[Dataset entries on figures]

----

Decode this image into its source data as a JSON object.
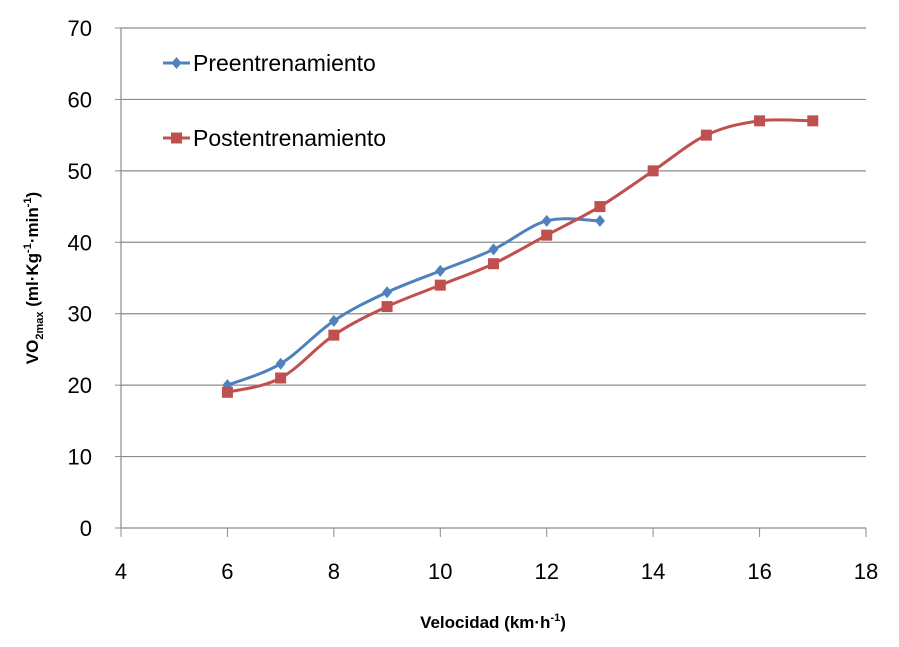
{
  "chart_data": {
    "type": "line",
    "title": "",
    "xlabel": "Velocidad (km·h-1)",
    "xlabel_parts": {
      "main": "Velocidad (km·h",
      "sup": "-1",
      "end": ")"
    },
    "ylabel": "VO2max (ml·Kg-1·min-1)",
    "ylabel_parts": {
      "a": "VO",
      "sub": "2max",
      "b": " (ml·Kg",
      "sup1": "-1",
      "c": "·min",
      "sup2": "-1",
      "d": ")"
    },
    "xlim": [
      4,
      18
    ],
    "ylim": [
      0,
      70
    ],
    "xticks": [
      4,
      6,
      8,
      10,
      12,
      14,
      16,
      18
    ],
    "yticks": [
      0,
      10,
      20,
      30,
      40,
      50,
      60,
      70
    ],
    "xtick_labels": [
      "4",
      "6",
      "8",
      "10",
      "12",
      "14",
      "16",
      "18"
    ],
    "ytick_labels": [
      "0",
      "10",
      "20",
      "30",
      "40",
      "50",
      "60",
      "70"
    ],
    "grid": "horizontal",
    "legend_position": "top-left",
    "series": [
      {
        "name": "Preentrenamiento",
        "color": "#4F81BD",
        "marker": "diamond",
        "smooth": true,
        "x": [
          6,
          7,
          8,
          9,
          10,
          11,
          12,
          13
        ],
        "y": [
          20,
          23,
          29,
          33,
          36,
          39,
          43,
          43
        ]
      },
      {
        "name": "Postentrenamiento",
        "color": "#C0504D",
        "marker": "square",
        "smooth": true,
        "x": [
          6,
          7,
          8,
          9,
          10,
          11,
          12,
          13,
          14,
          15,
          16,
          17
        ],
        "y": [
          19,
          21,
          27,
          31,
          34,
          37,
          41,
          45,
          50,
          55,
          57,
          57
        ]
      }
    ]
  }
}
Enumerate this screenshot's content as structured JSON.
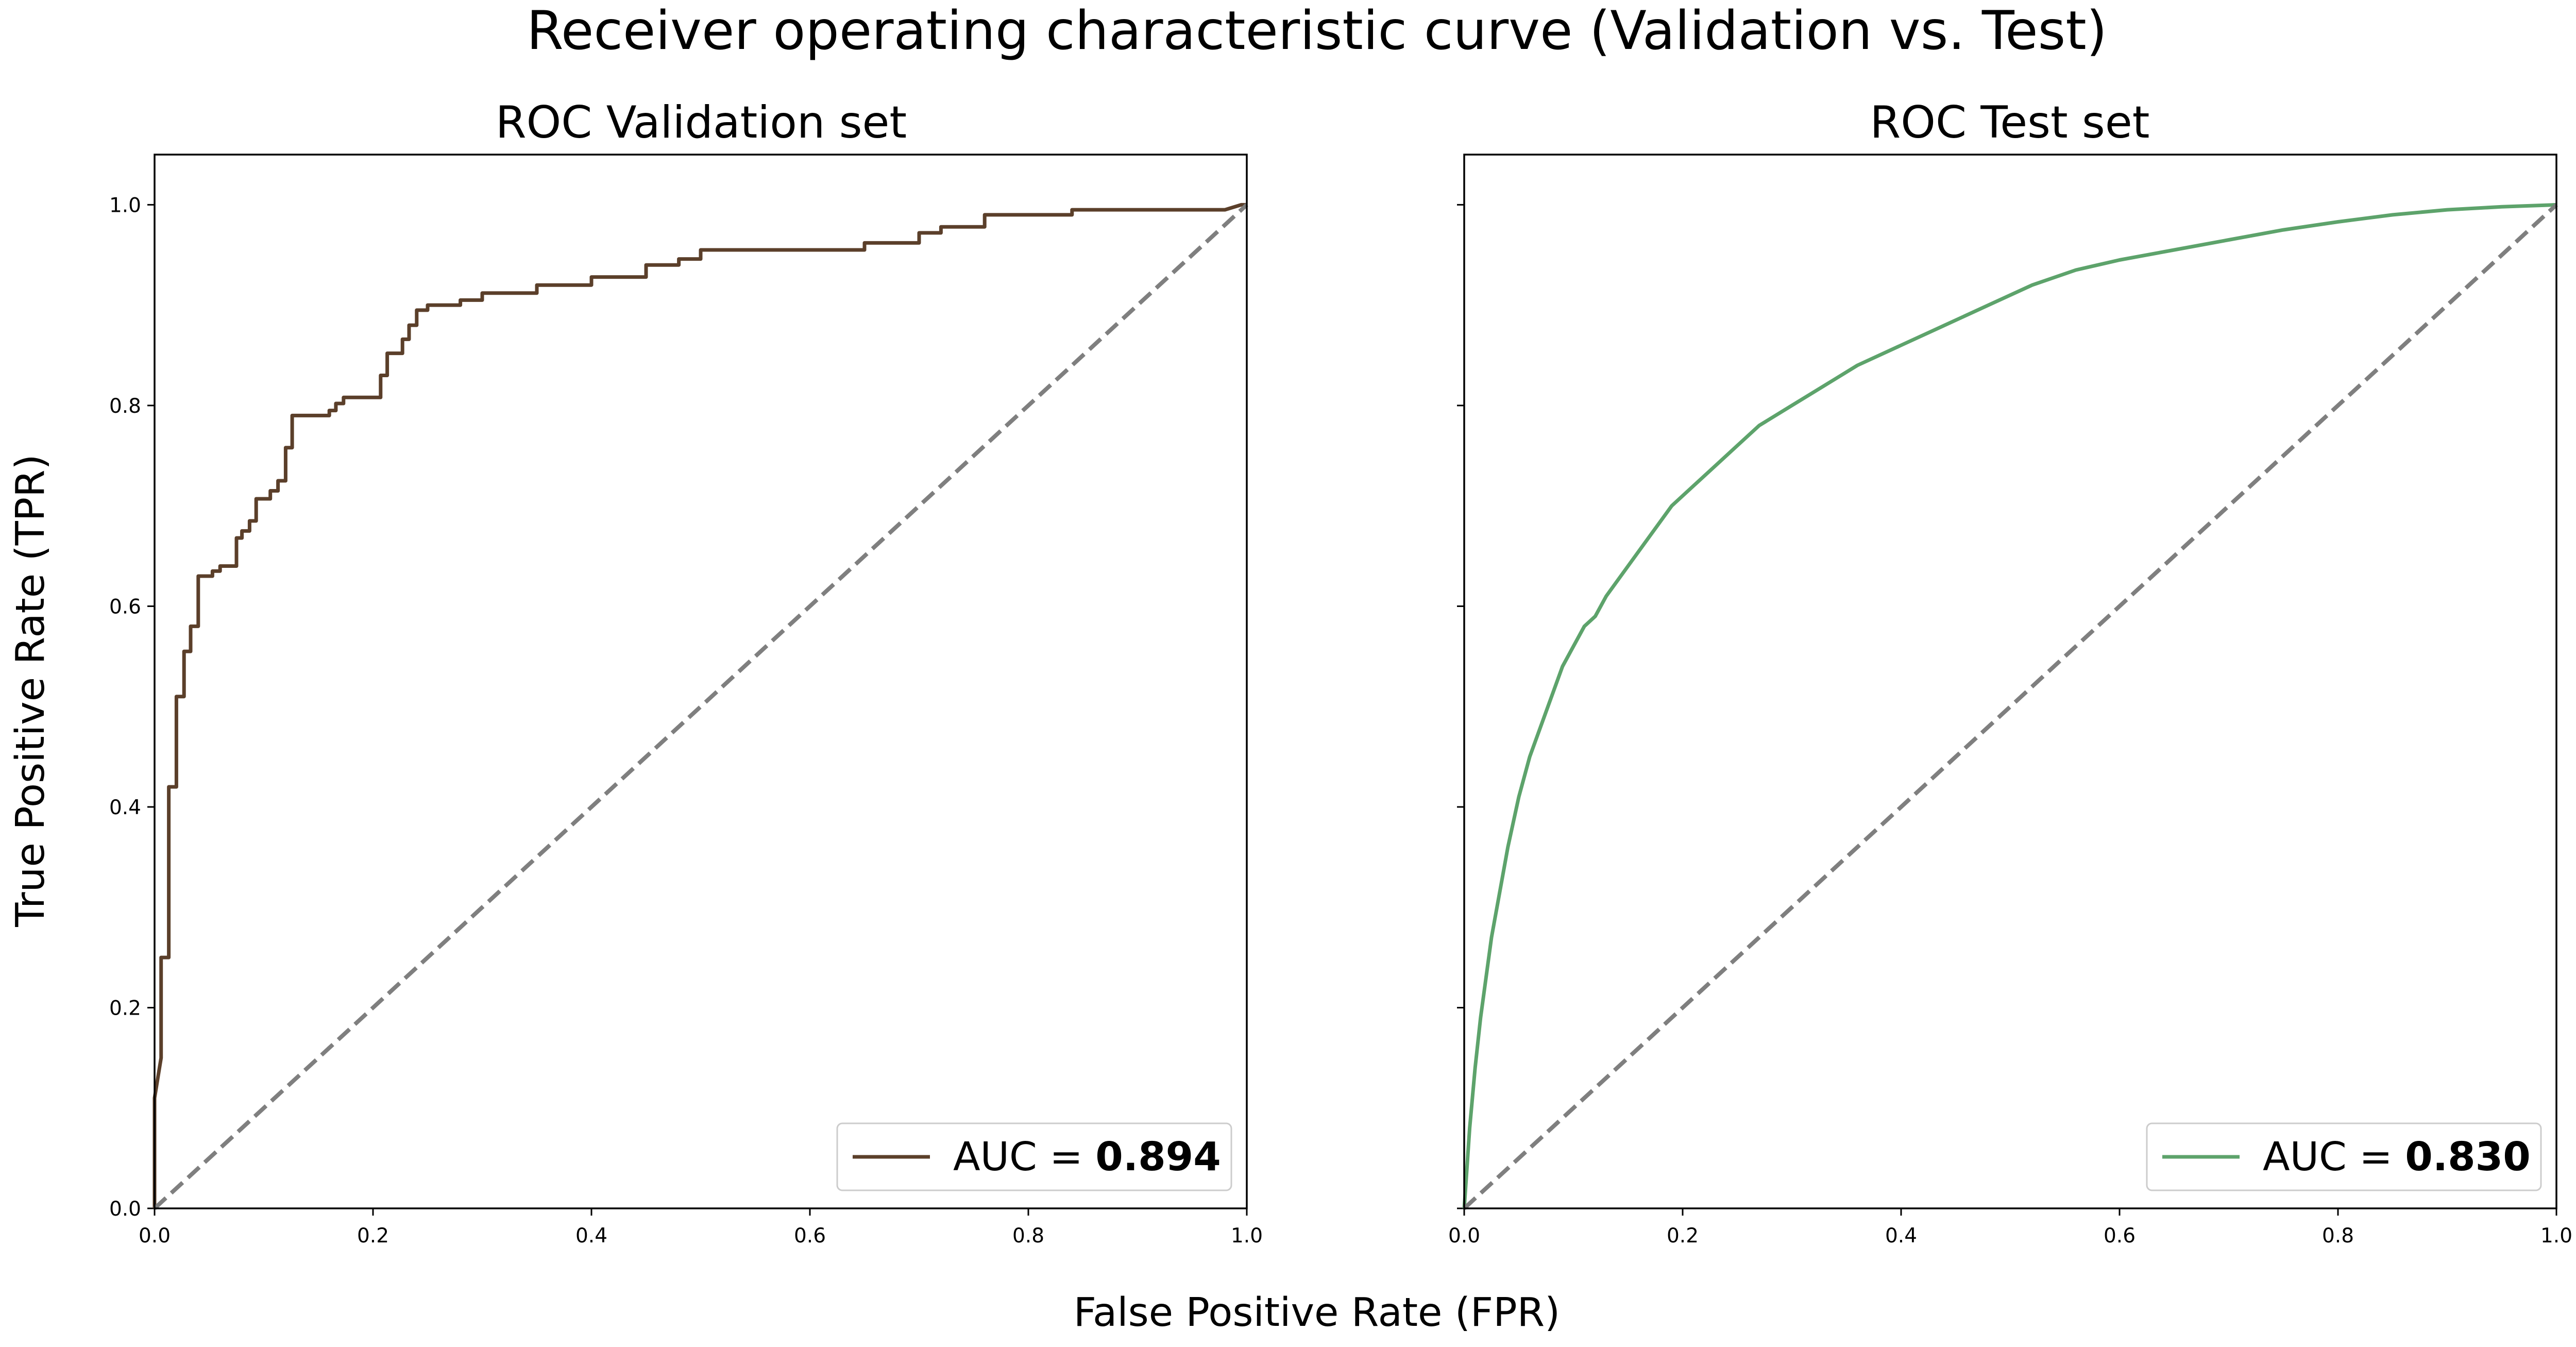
{
  "suptitle": "Receiver operating characteristic curve (Validation vs. Test)",
  "shared_xlabel": "False Positive Rate (FPR)",
  "shared_ylabel": "True Positive Rate (TPR)",
  "ticks": [
    "0.0",
    "0.2",
    "0.4",
    "0.6",
    "0.8",
    "1.0"
  ],
  "colors": {
    "validation": "#5b3f2a",
    "test": "#5da36b",
    "diagonal": "#7f7f7f",
    "axis": "#000000"
  },
  "chart_data": [
    {
      "type": "line",
      "title": "ROC Validation set",
      "xlim": [
        0,
        1
      ],
      "ylim": [
        0,
        1.05
      ],
      "grid": false,
      "legend_position": "lower-right",
      "legend": {
        "prefix": "AUC = ",
        "value": "0.894"
      },
      "series": [
        {
          "style": "step",
          "x": [
            0.0,
            0.0,
            0.006,
            0.006,
            0.013,
            0.013,
            0.02,
            0.02,
            0.027,
            0.027,
            0.033,
            0.033,
            0.04,
            0.04,
            0.053,
            0.053,
            0.06,
            0.06,
            0.075,
            0.075,
            0.08,
            0.08,
            0.087,
            0.087,
            0.093,
            0.093,
            0.106,
            0.106,
            0.113,
            0.113,
            0.12,
            0.12,
            0.126,
            0.126,
            0.133,
            0.133,
            0.16,
            0.16,
            0.166,
            0.166,
            0.173,
            0.173,
            0.207,
            0.207,
            0.213,
            0.213,
            0.227,
            0.227,
            0.233,
            0.233,
            0.24,
            0.24,
            0.25,
            0.25,
            0.28,
            0.28,
            0.3,
            0.3,
            0.35,
            0.35,
            0.4,
            0.4,
            0.45,
            0.45,
            0.48,
            0.48,
            0.5,
            0.5,
            0.55,
            0.55,
            0.65,
            0.65,
            0.7,
            0.7,
            0.72,
            0.72,
            0.76,
            0.76,
            0.84,
            0.84,
            0.98,
            0.995,
            1.0
          ],
          "y": [
            0.0,
            0.11,
            0.15,
            0.25,
            0.25,
            0.42,
            0.42,
            0.51,
            0.51,
            0.555,
            0.555,
            0.58,
            0.58,
            0.63,
            0.63,
            0.635,
            0.635,
            0.64,
            0.64,
            0.668,
            0.668,
            0.675,
            0.675,
            0.685,
            0.685,
            0.707,
            0.707,
            0.715,
            0.715,
            0.725,
            0.725,
            0.758,
            0.758,
            0.79,
            0.79,
            0.79,
            0.79,
            0.795,
            0.795,
            0.802,
            0.802,
            0.808,
            0.808,
            0.83,
            0.83,
            0.852,
            0.852,
            0.866,
            0.866,
            0.88,
            0.88,
            0.895,
            0.895,
            0.9,
            0.9,
            0.905,
            0.905,
            0.912,
            0.912,
            0.92,
            0.92,
            0.928,
            0.928,
            0.94,
            0.94,
            0.946,
            0.946,
            0.955,
            0.955,
            0.955,
            0.955,
            0.962,
            0.962,
            0.972,
            0.972,
            0.978,
            0.978,
            0.99,
            0.99,
            0.995,
            0.995,
            1.0,
            1.0
          ]
        },
        {
          "style": "dashed",
          "x": [
            0,
            1
          ],
          "y": [
            0,
            1
          ]
        }
      ]
    },
    {
      "type": "line",
      "title": "ROC Test set",
      "xlim": [
        0,
        1
      ],
      "ylim": [
        0,
        1.05
      ],
      "grid": false,
      "legend_position": "lower-right",
      "legend": {
        "prefix": "AUC = ",
        "value": "0.830"
      },
      "series": [
        {
          "style": "line",
          "x": [
            0.0,
            0.005,
            0.01,
            0.015,
            0.02,
            0.025,
            0.03,
            0.04,
            0.05,
            0.06,
            0.07,
            0.08,
            0.09,
            0.1,
            0.11,
            0.12,
            0.13,
            0.15,
            0.17,
            0.19,
            0.21,
            0.23,
            0.25,
            0.27,
            0.3,
            0.33,
            0.36,
            0.4,
            0.44,
            0.48,
            0.52,
            0.56,
            0.6,
            0.65,
            0.7,
            0.75,
            0.8,
            0.85,
            0.9,
            0.95,
            1.0
          ],
          "y": [
            0.0,
            0.08,
            0.14,
            0.19,
            0.23,
            0.27,
            0.3,
            0.36,
            0.41,
            0.45,
            0.48,
            0.51,
            0.54,
            0.56,
            0.58,
            0.59,
            0.61,
            0.64,
            0.67,
            0.7,
            0.72,
            0.74,
            0.76,
            0.78,
            0.8,
            0.82,
            0.84,
            0.86,
            0.88,
            0.9,
            0.92,
            0.935,
            0.945,
            0.955,
            0.965,
            0.975,
            0.983,
            0.99,
            0.995,
            0.998,
            1.0
          ]
        },
        {
          "style": "dashed",
          "x": [
            0,
            1
          ],
          "y": [
            0,
            1
          ]
        }
      ]
    }
  ]
}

----

Return the material word for word. Pictures are not part of the copy.

Decode this image into its source data as a JSON object.
{
  "chart_data": {
    "type": "line",
    "title": "",
    "xlabel": "Velocidad (km·h-1)",
    "xlabel_parts": {
      "main": "Velocidad (km·h",
      "sup": "-1",
      "end": ")"
    },
    "ylabel": "VO2max (ml·Kg-1·min-1)",
    "ylabel_parts": {
      "a": "VO",
      "sub": "2max",
      "b": " (ml·Kg",
      "sup1": "-1",
      "c": "·min",
      "sup2": "-1",
      "d": ")"
    },
    "xlim": [
      4,
      18
    ],
    "ylim": [
      0,
      70
    ],
    "xticks": [
      4,
      6,
      8,
      10,
      12,
      14,
      16,
      18
    ],
    "yticks": [
      0,
      10,
      20,
      30,
      40,
      50,
      60,
      70
    ],
    "xtick_labels": [
      "4",
      "6",
      "8",
      "10",
      "12",
      "14",
      "16",
      "18"
    ],
    "ytick_labels": [
      "0",
      "10",
      "20",
      "30",
      "40",
      "50",
      "60",
      "70"
    ],
    "grid": "horizontal",
    "legend_position": "top-left",
    "series": [
      {
        "name": "Preentrenamiento",
        "color": "#4F81BD",
        "marker": "diamond",
        "smooth": true,
        "x": [
          6,
          7,
          8,
          9,
          10,
          11,
          12,
          13
        ],
        "y": [
          20,
          23,
          29,
          33,
          36,
          39,
          43,
          43
        ]
      },
      {
        "name": "Postentrenamiento",
        "color": "#C0504D",
        "marker": "square",
        "smooth": true,
        "x": [
          6,
          7,
          8,
          9,
          10,
          11,
          12,
          13,
          14,
          15,
          16,
          17
        ],
        "y": [
          19,
          21,
          27,
          31,
          34,
          37,
          41,
          45,
          50,
          55,
          57,
          57
        ]
      }
    ]
  }
}
Enumerate this screenshot's content as structured JSON.
{
  "suptitle": "Receiver operating characteristic curve (Validation vs. Test)",
  "shared_xlabel": "False Positive Rate (FPR)",
  "shared_ylabel": "True Positive Rate (TPR)",
  "ticks": [
    "0.0",
    "0.2",
    "0.4",
    "0.6",
    "0.8",
    "1.0"
  ],
  "colors": {
    "validation": "#5b3f2a",
    "test": "#5da36b",
    "diagonal": "#7f7f7f",
    "axis": "#000000"
  },
  "chart_data": [
    {
      "type": "line",
      "title": "ROC Validation set",
      "xlim": [
        0,
        1
      ],
      "ylim": [
        0,
        1.05
      ],
      "grid": false,
      "legend_position": "lower-right",
      "legend": {
        "prefix": "AUC = ",
        "value": "0.894"
      },
      "series": [
        {
          "style": "step",
          "x": [
            0.0,
            0.0,
            0.006,
            0.006,
            0.013,
            0.013,
            0.02,
            0.02,
            0.027,
            0.027,
            0.033,
            0.033,
            0.04,
            0.04,
            0.053,
            0.053,
            0.06,
            0.06,
            0.075,
            0.075,
            0.08,
            0.08,
            0.087,
            0.087,
            0.093,
            0.093,
            0.106,
            0.106,
            0.113,
            0.113,
            0.12,
            0.12,
            0.126,
            0.126,
            0.133,
            0.133,
            0.16,
            0.16,
            0.166,
            0.166,
            0.173,
            0.173,
            0.207,
            0.207,
            0.213,
            0.213,
            0.227,
            0.227,
            0.233,
            0.233,
            0.24,
            0.24,
            0.25,
            0.25,
            0.28,
            0.28,
            0.3,
            0.3,
            0.35,
            0.35,
            0.4,
            0.4,
            0.45,
            0.45,
            0.48,
            0.48,
            0.5,
            0.5,
            0.55,
            0.55,
            0.65,
            0.65,
            0.7,
            0.7,
            0.72,
            0.72,
            0.76,
            0.76,
            0.84,
            0.84,
            0.98,
            0.995,
            1.0
          ],
          "y": [
            0.0,
            0.11,
            0.15,
            0.25,
            0.25,
            0.42,
            0.42,
            0.51,
            0.51,
            0.555,
            0.555,
            0.58,
            0.58,
            0.63,
            0.63,
            0.635,
            0.635,
            0.64,
            0.64,
            0.668,
            0.668,
            0.675,
            0.675,
            0.685,
            0.685,
            0.707,
            0.707,
            0.715,
            0.715,
            0.725,
            0.725,
            0.758,
            0.758,
            0.79,
            0.79,
            0.79,
            0.79,
            0.795,
            0.795,
            0.802,
            0.802,
            0.808,
            0.808,
            0.83,
            0.83,
            0.852,
            0.852,
            0.866,
            0.866,
            0.88,
            0.88,
            0.895,
            0.895,
            0.9,
            0.9,
            0.905,
            0.905,
            0.912,
            0.912,
            0.92,
            0.92,
            0.928,
            0.928,
            0.94,
            0.94,
            0.946,
            0.946,
            0.955,
            0.955,
            0.955,
            0.955,
            0.962,
            0.962,
            0.972,
            0.972,
            0.978,
            0.978,
            0.99,
            0.99,
            0.995,
            0.995,
            1.0,
            1.0
          ]
        },
        {
          "style": "dashed",
          "x": [
            0,
            1
          ],
          "y": [
            0,
            1
          ]
        }
      ]
    },
    {
      "type": "line",
      "title": "ROC Test set",
      "xlim": [
        0,
        1
      ],
      "ylim": [
        0,
        1.05
      ],
      "grid": false,
      "legend_position": "lower-right",
      "legend": {
        "prefix": "AUC = ",
        "value": "0.830"
      },
      "series": [
        {
          "style": "line",
          "x": [
            0.0,
            0.005,
            0.01,
            0.015,
            0.02,
            0.025,
            0.03,
            0.04,
            0.05,
            0.06,
            0.07,
            0.08,
            0.09,
            0.1,
            0.11,
            0.12,
            0.13,
            0.15,
            0.17,
            0.19,
            0.21,
            0.23,
            0.25,
            0.27,
            0.3,
            0.33,
            0.36,
            0.4,
            0.44,
            0.48,
            0.52,
            0.56,
            0.6,
            0.65,
            0.7,
            0.75,
            0.8,
            0.85,
            0.9,
            0.95,
            1.0
          ],
          "y": [
            0.0,
            0.08,
            0.14,
            0.19,
            0.23,
            0.27,
            0.3,
            0.36,
            0.41,
            0.45,
            0.48,
            0.51,
            0.54,
            0.56,
            0.58,
            0.59,
            0.61,
            0.64,
            0.67,
            0.7,
            0.72,
            0.74,
            0.76,
            0.78,
            0.8,
            0.82,
            0.84,
            0.86,
            0.88,
            0.9,
            0.92,
            0.935,
            0.945,
            0.955,
            0.965,
            0.975,
            0.983,
            0.99,
            0.995,
            0.998,
            1.0
          ]
        },
        {
          "style": "dashed",
          "x": [
            0,
            1
          ],
          "y": [
            0,
            1
          ]
        }
      ]
    }
  ]
}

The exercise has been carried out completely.